Aim of the exercise: Will you write out all the entries below exactly?

+ + + +

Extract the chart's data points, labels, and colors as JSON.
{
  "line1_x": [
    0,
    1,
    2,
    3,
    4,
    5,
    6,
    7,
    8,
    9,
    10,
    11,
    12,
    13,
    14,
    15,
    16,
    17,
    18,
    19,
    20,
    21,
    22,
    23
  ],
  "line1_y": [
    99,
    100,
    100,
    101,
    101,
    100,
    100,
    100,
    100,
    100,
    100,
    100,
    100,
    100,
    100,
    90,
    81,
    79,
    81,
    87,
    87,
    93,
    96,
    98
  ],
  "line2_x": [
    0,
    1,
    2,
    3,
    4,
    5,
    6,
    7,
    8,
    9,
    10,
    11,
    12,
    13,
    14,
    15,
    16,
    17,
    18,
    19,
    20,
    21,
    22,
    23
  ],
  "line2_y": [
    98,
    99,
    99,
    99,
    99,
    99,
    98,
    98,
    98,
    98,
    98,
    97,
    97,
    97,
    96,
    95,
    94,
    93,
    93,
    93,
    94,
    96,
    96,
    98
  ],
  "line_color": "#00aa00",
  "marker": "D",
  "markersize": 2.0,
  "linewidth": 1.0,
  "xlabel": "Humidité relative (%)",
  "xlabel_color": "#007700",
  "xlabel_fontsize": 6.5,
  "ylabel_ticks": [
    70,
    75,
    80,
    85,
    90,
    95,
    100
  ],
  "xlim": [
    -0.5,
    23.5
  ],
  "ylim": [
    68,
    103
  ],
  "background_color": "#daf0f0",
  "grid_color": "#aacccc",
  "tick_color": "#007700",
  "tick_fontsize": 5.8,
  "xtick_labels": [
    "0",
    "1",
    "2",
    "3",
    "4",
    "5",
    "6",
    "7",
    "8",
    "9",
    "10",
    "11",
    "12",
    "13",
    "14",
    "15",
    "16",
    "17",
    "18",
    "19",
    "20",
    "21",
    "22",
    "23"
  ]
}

+ + + +

Exercise result:
Extract the chart's data points, labels, and colors as JSON.
{
  "line1_x": [
    0,
    1,
    2,
    3,
    4,
    5,
    6,
    7,
    8,
    9,
    10,
    11,
    12,
    13,
    14,
    15,
    16,
    17,
    18,
    19,
    20,
    21,
    22,
    23
  ],
  "line1_y": [
    99,
    100,
    100,
    101,
    101,
    100,
    100,
    100,
    100,
    100,
    100,
    100,
    100,
    100,
    100,
    90,
    81,
    79,
    81,
    87,
    87,
    93,
    96,
    98
  ],
  "line2_x": [
    0,
    1,
    2,
    3,
    4,
    5,
    6,
    7,
    8,
    9,
    10,
    11,
    12,
    13,
    14,
    15,
    16,
    17,
    18,
    19,
    20,
    21,
    22,
    23
  ],
  "line2_y": [
    98,
    99,
    99,
    99,
    99,
    99,
    98,
    98,
    98,
    98,
    98,
    97,
    97,
    97,
    96,
    95,
    94,
    93,
    93,
    93,
    94,
    96,
    96,
    98
  ],
  "line_color": "#00aa00",
  "marker": "D",
  "markersize": 2.0,
  "linewidth": 1.0,
  "xlabel": "Humidité relative (%)",
  "xlabel_color": "#007700",
  "xlabel_fontsize": 6.5,
  "ylabel_ticks": [
    70,
    75,
    80,
    85,
    90,
    95,
    100
  ],
  "xlim": [
    -0.5,
    23.5
  ],
  "ylim": [
    68,
    103
  ],
  "background_color": "#daf0f0",
  "grid_color": "#aacccc",
  "tick_color": "#007700",
  "tick_fontsize": 5.8,
  "xtick_labels": [
    "0",
    "1",
    "2",
    "3",
    "4",
    "5",
    "6",
    "7",
    "8",
    "9",
    "10",
    "11",
    "12",
    "13",
    "14",
    "15",
    "16",
    "17",
    "18",
    "19",
    "20",
    "21",
    "22",
    "23"
  ]
}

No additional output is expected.